- [GIVEN PROBLEM]:
Reproduce all entries word for word.

--- MATERIAL SHOWN ---

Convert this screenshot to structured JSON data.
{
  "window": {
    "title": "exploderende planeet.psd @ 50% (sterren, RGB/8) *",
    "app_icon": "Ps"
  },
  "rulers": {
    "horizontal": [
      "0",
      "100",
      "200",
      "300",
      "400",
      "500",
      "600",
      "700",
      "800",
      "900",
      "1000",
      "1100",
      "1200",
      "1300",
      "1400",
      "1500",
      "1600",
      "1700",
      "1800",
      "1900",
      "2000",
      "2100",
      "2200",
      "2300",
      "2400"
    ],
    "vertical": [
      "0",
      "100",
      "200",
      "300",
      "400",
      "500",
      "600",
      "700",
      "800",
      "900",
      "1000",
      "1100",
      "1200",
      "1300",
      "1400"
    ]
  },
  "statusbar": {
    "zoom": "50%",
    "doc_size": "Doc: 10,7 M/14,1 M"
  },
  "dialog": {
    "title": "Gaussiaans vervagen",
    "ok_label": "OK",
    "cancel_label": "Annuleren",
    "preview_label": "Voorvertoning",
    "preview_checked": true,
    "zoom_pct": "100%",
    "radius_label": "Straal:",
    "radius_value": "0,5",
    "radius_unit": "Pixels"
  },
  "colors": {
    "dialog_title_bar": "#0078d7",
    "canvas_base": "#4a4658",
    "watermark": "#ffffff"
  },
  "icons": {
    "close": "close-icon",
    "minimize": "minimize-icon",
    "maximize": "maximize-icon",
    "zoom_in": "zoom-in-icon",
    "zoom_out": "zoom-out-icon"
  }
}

---

- [THE ANSWER]:
Convert this screenshot to structured JSON data.
{
  "window": {
    "title": "exploderende planeet.psd @ 50% (sterren, RGB/8) *",
    "app_icon": "Ps"
  },
  "rulers": {
    "horizontal": [
      "0",
      "100",
      "200",
      "300",
      "400",
      "500",
      "600",
      "700",
      "800",
      "900",
      "1000",
      "1100",
      "1200",
      "1300",
      "1400",
      "1500",
      "1600",
      "1700",
      "1800",
      "1900",
      "2000",
      "2100",
      "2200",
      "2300",
      "2400"
    ],
    "vertical": [
      "0",
      "100",
      "200",
      "300",
      "400",
      "500",
      "600",
      "700",
      "800",
      "900",
      "1000",
      "1100",
      "1200",
      "1300",
      "1400"
    ]
  },
  "statusbar": {
    "zoom": "50%",
    "doc_size": "Doc: 10,7 M/14,1 M"
  },
  "dialog": {
    "title": "Gaussiaans vervagen",
    "ok_label": "OK",
    "cancel_label": "Annuleren",
    "preview_label": "Voorvertoning",
    "preview_checked": true,
    "zoom_pct": "100%",
    "radius_label": "Straal:",
    "radius_value": "0,5",
    "radius_unit": "Pixels"
  },
  "colors": {
    "dialog_title_bar": "#0078d7",
    "canvas_base": "#4a4658",
    "watermark": "#ffffff"
  },
  "icons": {
    "close": "close-icon",
    "minimize": "minimize-icon",
    "maximize": "maximize-icon",
    "zoom_in": "zoom-in-icon",
    "zoom_out": "zoom-out-icon"
  }
}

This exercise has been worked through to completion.